*AIM OF THE EXERCISE*.
Give every line from the start of the data through the line containing "text-line: го—старѣйшаго изъ" as a JSON list of strings, one string per line, with blank lines omitted.

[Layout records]
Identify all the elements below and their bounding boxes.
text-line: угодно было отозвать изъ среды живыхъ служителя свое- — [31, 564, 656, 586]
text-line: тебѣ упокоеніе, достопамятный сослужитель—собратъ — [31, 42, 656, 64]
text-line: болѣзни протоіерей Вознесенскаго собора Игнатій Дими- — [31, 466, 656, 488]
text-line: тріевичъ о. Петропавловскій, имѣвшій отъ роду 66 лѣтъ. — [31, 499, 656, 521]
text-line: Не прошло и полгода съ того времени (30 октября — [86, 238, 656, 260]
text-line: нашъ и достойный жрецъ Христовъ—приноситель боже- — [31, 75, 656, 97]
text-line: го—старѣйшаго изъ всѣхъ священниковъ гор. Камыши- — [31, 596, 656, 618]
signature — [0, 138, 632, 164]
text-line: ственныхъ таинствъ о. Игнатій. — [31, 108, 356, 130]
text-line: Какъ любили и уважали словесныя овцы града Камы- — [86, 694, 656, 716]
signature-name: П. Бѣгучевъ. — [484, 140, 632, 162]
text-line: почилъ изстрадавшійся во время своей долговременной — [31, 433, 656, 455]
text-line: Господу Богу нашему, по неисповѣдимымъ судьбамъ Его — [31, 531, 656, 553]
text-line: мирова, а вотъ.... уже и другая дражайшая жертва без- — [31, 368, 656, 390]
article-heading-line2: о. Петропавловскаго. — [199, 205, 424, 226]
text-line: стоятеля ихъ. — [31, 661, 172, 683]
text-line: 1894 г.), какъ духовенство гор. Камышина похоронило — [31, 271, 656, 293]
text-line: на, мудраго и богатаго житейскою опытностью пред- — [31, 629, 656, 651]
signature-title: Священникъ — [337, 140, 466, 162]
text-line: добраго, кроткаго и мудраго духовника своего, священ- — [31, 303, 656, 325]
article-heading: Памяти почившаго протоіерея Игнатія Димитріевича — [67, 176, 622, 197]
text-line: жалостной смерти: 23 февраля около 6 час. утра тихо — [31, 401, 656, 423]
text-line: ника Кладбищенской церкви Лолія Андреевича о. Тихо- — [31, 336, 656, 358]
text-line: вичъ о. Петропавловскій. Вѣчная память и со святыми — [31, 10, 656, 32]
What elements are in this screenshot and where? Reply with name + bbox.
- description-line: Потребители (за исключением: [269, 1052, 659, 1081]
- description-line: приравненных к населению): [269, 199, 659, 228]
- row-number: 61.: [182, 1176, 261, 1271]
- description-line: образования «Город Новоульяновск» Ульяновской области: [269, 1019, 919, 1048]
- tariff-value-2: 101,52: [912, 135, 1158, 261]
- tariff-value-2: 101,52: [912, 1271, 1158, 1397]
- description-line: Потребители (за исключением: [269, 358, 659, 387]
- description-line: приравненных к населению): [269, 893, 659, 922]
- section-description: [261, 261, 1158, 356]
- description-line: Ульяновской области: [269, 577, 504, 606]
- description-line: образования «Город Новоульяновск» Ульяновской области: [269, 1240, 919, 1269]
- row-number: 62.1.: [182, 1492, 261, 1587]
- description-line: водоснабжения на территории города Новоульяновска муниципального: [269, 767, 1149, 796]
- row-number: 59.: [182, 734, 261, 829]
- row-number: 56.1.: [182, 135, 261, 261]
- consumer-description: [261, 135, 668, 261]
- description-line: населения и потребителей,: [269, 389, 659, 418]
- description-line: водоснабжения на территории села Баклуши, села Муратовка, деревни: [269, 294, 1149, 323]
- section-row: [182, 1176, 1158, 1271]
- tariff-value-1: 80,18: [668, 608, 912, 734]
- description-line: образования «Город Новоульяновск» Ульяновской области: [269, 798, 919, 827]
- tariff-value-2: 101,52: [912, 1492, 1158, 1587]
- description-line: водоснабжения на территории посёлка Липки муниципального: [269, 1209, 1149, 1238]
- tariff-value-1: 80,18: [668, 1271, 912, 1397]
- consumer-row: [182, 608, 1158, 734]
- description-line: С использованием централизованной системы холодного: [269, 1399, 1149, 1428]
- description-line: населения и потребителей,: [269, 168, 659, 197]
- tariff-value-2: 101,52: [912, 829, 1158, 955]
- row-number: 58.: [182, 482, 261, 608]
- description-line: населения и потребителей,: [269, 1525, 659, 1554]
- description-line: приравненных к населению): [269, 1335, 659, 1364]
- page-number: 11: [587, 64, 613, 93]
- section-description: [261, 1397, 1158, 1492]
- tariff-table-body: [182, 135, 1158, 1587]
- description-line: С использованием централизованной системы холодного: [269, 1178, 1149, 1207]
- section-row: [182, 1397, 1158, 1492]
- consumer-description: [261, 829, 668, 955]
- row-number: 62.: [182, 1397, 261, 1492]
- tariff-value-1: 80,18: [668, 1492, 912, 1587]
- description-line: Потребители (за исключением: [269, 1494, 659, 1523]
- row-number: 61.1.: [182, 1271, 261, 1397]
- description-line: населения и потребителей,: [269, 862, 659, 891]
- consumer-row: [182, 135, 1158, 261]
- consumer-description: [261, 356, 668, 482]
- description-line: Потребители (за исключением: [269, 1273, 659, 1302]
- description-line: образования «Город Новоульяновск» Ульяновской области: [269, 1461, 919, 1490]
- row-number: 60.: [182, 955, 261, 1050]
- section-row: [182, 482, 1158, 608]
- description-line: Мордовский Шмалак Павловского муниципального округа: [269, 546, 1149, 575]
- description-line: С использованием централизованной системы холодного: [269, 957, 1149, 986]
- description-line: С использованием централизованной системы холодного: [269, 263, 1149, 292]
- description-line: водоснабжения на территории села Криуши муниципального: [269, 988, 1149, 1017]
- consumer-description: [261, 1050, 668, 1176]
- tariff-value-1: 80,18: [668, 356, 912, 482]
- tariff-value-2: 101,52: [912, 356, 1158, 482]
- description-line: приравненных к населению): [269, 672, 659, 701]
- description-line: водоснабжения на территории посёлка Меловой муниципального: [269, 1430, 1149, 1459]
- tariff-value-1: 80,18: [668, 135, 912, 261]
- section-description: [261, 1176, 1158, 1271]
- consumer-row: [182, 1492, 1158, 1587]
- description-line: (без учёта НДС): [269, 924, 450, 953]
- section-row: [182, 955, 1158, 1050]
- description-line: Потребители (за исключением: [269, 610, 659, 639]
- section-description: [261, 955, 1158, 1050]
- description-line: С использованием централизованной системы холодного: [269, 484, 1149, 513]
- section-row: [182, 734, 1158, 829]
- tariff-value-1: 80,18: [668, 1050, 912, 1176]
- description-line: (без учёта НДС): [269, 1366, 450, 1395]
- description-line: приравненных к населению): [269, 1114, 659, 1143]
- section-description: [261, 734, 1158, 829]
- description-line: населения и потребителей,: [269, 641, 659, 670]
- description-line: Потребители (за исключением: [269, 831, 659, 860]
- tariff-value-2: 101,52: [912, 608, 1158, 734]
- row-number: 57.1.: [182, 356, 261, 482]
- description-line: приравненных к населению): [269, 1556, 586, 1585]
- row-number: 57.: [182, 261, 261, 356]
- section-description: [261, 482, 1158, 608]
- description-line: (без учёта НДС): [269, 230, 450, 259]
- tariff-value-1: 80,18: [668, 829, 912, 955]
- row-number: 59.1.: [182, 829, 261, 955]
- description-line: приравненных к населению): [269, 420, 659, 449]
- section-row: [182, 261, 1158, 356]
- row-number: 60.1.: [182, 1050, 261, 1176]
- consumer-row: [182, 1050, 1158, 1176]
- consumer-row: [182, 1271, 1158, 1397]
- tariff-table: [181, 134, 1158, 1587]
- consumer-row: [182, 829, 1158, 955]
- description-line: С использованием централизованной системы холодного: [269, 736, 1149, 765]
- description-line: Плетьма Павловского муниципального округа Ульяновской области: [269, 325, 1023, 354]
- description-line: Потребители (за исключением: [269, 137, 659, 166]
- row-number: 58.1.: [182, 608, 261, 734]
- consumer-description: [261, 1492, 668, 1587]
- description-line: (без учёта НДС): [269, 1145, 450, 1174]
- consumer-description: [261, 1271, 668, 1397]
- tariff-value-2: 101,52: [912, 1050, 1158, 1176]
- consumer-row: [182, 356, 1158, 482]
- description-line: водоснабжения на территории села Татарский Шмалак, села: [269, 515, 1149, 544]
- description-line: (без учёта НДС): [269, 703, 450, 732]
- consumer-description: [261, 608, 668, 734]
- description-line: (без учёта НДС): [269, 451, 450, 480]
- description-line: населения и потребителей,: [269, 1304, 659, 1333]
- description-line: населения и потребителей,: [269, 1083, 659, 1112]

*WORKED SOLUTION*.
[
  "Identify all the elements below and their bounding boxes.",
  "text-line: угодно было отозвать изъ среды живыхъ служителя свое- — [31, 564, 656, 586]",
  "text-line: тебѣ упокоеніе, достопамятный сослужитель—собратъ — [31, 42, 656, 64]",
  "text-line: болѣзни протоіерей Вознесенскаго собора Игнатій Дими- — [31, 466, 656, 488]",
  "text-line: тріевичъ о. Петропавловскій, имѣвшій отъ роду 66 лѣтъ. — [31, 499, 656, 521]",
  "text-line: Не прошло и полгода съ того времени (30 октября — [86, 238, 656, 260]",
  "text-line: нашъ и достойный жрецъ Христовъ—приноситель боже- — [31, 75, 656, 97]",
  "text-line: го—старѣйшаго изъ всѣхъ священниковъ гор. Камыши- — [31, 596, 656, 618]"
]